_WORK TO BE COMPLETED_:
Scan the entries and tally the lines that include the string "subscript". Reply with the figure alone.

_EXERCISE DATA_:
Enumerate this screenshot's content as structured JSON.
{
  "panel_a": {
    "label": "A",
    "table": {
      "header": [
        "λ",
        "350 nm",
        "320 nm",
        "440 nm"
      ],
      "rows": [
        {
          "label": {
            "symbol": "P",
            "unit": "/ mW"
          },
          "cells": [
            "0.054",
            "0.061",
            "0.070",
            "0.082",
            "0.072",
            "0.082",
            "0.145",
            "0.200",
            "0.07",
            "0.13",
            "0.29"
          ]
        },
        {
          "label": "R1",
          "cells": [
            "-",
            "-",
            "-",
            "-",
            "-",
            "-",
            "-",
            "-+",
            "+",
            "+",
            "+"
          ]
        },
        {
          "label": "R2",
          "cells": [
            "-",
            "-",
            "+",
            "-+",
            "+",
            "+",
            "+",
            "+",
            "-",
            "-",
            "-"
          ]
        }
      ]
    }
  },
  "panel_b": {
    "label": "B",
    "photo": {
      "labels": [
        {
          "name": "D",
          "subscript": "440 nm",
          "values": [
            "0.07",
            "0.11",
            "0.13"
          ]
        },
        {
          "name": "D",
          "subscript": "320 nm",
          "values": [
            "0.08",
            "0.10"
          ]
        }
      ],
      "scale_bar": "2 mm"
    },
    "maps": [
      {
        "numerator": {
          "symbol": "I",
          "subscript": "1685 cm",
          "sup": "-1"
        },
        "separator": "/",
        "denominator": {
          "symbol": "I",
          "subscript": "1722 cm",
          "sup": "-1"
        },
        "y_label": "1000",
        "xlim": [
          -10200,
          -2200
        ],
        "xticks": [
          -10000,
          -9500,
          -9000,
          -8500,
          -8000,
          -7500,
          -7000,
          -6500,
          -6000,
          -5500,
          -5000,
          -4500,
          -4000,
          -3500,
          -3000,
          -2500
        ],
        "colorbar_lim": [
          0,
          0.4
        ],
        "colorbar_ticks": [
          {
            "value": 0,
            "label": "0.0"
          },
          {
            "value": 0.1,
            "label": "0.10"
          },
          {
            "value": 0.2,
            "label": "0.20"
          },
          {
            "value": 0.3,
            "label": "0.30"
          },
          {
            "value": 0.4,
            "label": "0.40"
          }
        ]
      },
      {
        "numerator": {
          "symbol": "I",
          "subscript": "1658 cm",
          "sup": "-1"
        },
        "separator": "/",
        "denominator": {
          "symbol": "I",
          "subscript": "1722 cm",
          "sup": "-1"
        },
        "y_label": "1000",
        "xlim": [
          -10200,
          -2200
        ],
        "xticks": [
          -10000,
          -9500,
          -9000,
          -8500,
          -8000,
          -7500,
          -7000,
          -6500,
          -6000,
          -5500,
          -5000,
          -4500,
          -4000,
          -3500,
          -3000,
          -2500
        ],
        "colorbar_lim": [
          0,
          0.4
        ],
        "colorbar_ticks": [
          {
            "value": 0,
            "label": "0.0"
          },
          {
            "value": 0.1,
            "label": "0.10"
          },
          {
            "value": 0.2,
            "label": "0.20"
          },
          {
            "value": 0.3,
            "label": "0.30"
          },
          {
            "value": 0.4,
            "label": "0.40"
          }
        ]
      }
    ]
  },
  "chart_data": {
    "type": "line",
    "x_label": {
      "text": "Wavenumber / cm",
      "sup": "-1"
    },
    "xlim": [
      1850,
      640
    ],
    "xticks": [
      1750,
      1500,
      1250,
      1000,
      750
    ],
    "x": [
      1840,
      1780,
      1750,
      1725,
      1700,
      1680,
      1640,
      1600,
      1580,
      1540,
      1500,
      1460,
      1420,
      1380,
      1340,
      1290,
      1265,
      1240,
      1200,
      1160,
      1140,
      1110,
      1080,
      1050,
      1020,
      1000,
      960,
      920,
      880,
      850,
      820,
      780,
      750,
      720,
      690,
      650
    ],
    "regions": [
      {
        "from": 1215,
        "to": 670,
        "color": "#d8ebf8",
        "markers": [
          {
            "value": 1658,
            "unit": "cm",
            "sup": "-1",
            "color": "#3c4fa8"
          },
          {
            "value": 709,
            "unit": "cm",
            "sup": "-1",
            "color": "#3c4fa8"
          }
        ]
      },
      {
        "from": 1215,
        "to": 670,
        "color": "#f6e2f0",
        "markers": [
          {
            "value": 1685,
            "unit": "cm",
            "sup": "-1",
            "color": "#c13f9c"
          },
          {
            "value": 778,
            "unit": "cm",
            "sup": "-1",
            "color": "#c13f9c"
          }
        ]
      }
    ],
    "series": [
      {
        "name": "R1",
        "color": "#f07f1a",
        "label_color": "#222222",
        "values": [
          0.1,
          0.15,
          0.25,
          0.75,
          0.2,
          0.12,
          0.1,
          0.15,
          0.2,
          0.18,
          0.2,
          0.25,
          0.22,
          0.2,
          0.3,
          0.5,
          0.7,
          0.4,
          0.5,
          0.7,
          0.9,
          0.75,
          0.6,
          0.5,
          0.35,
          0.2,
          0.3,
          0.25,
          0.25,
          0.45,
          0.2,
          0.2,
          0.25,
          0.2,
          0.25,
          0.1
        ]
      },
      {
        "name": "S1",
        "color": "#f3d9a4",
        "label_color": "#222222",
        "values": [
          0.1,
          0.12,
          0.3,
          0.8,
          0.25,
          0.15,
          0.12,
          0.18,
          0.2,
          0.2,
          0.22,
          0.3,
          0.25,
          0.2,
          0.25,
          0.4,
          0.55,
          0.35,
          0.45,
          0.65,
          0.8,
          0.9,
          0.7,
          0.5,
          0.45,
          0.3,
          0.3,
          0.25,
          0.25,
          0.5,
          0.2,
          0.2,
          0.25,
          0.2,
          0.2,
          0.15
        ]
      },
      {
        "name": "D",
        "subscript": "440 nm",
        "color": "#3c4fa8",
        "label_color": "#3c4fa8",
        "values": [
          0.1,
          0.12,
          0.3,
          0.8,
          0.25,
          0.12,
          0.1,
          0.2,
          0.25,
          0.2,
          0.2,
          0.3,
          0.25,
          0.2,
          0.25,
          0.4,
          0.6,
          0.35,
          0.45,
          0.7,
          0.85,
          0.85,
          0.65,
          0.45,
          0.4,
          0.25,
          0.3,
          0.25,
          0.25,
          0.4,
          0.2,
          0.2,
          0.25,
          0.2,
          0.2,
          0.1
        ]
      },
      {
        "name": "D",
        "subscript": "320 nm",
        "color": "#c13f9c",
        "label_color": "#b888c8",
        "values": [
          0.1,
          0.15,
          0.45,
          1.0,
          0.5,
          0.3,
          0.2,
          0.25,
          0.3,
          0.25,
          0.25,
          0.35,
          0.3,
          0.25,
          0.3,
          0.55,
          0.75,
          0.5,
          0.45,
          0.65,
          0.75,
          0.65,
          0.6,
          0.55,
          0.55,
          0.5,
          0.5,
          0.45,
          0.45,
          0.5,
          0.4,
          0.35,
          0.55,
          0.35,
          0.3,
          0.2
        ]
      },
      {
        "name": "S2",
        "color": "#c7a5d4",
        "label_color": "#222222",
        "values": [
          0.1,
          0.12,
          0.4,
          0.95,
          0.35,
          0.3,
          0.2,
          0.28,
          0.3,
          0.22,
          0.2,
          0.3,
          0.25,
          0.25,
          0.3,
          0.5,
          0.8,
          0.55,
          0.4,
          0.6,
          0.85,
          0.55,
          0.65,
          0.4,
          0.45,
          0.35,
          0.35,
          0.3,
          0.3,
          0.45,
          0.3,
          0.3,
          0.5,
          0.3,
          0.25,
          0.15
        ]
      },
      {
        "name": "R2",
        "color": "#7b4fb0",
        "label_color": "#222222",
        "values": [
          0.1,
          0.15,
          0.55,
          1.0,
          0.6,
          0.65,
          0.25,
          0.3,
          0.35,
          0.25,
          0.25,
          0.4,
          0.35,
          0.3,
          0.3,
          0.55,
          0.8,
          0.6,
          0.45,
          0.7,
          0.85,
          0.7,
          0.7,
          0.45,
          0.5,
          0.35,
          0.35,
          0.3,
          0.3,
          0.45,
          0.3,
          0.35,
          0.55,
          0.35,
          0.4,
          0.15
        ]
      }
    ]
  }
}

_THE OUTPUT_:
8